(Saved data entries)
________
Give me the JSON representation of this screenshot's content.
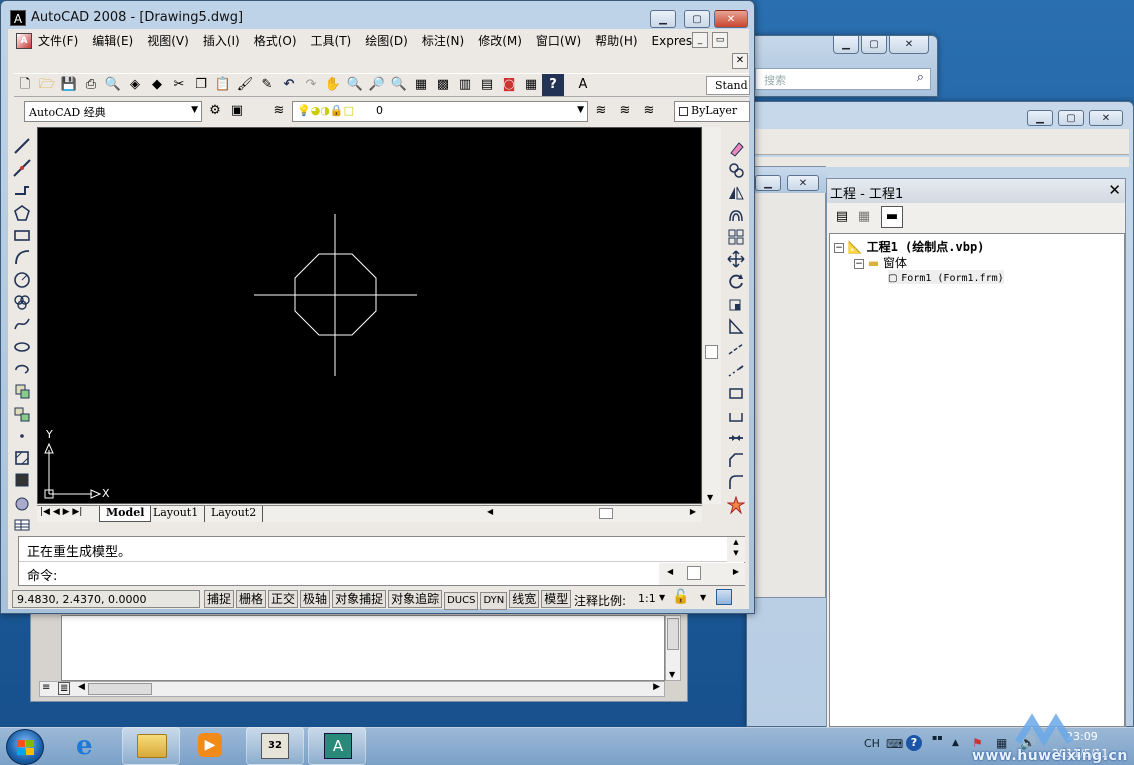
{
  "bg_window_right": {
    "search_placeholder": "搜索"
  },
  "vb_project": {
    "title": "工程 - 工程1",
    "tree_root": "工程1 (绘制点.vbp)",
    "tree_folder": "窗体",
    "tree_form": "Form1 (Form1.frm)"
  },
  "autocad": {
    "title": "AutoCAD 2008 - [Drawing5.dwg]",
    "menu": [
      "文件(F)",
      "编辑(E)",
      "视图(V)",
      "插入(I)",
      "格式(O)",
      "工具(T)",
      "绘图(D)",
      "标注(N)",
      "修改(M)",
      "窗口(W)",
      "帮助(H)",
      "Express"
    ],
    "workspace": "AutoCAD 经典",
    "layer_value": "0",
    "text_style": "Stand",
    "bylayer": "ByLayer",
    "tabs": [
      "Model",
      "Layout1",
      "Layout2"
    ],
    "ucs_x": "X",
    "ucs_y": "Y",
    "cmd_line1": "正在重生成模型。",
    "cmd_prompt": "命令:",
    "coords": "9.4830, 2.4370, 0.0000",
    "status_buttons": [
      "捕捉",
      "栅格",
      "正交",
      "极轴",
      "对象捕捉",
      "对象追踪",
      "DUCS",
      "DYN",
      "线宽",
      "模型"
    ],
    "anno_scale_label": "注释比例:",
    "anno_scale_value": "1:1"
  },
  "taskbar": {
    "lang": "CH",
    "time": "23:09",
    "date": "2011/5/11",
    "watermark": "www.huweixing.cn"
  },
  "colors": {
    "accent": "#1d5d9e",
    "canvas": "#000000",
    "drawing": "#ffffff"
  }
}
________
Task requirements - With the pictures left out, transcribe the material exactly.

Solution for this task -
Give me the JSON representation of this screenshot's content.
{
  "bg_window_right": {
    "search_placeholder": "搜索"
  },
  "vb_project": {
    "title": "工程 - 工程1",
    "tree_root": "工程1 (绘制点.vbp)",
    "tree_folder": "窗体",
    "tree_form": "Form1 (Form1.frm)"
  },
  "autocad": {
    "title": "AutoCAD 2008 - [Drawing5.dwg]",
    "menu": [
      "文件(F)",
      "编辑(E)",
      "视图(V)",
      "插入(I)",
      "格式(O)",
      "工具(T)",
      "绘图(D)",
      "标注(N)",
      "修改(M)",
      "窗口(W)",
      "帮助(H)",
      "Express"
    ],
    "workspace": "AutoCAD 经典",
    "layer_value": "0",
    "text_style": "Stand",
    "bylayer": "ByLayer",
    "tabs": [
      "Model",
      "Layout1",
      "Layout2"
    ],
    "ucs_x": "X",
    "ucs_y": "Y",
    "cmd_line1": "正在重生成模型。",
    "cmd_prompt": "命令:",
    "coords": "9.4830, 2.4370, 0.0000",
    "status_buttons": [
      "捕捉",
      "栅格",
      "正交",
      "极轴",
      "对象捕捉",
      "对象追踪",
      "DUCS",
      "DYN",
      "线宽",
      "模型"
    ],
    "anno_scale_label": "注释比例:",
    "anno_scale_value": "1:1"
  },
  "taskbar": {
    "lang": "CH",
    "time": "23:09",
    "date": "2011/5/11",
    "watermark": "www.huweixing.cn"
  },
  "colors": {
    "accent": "#1d5d9e",
    "canvas": "#000000",
    "drawing": "#ffffff"
  }
}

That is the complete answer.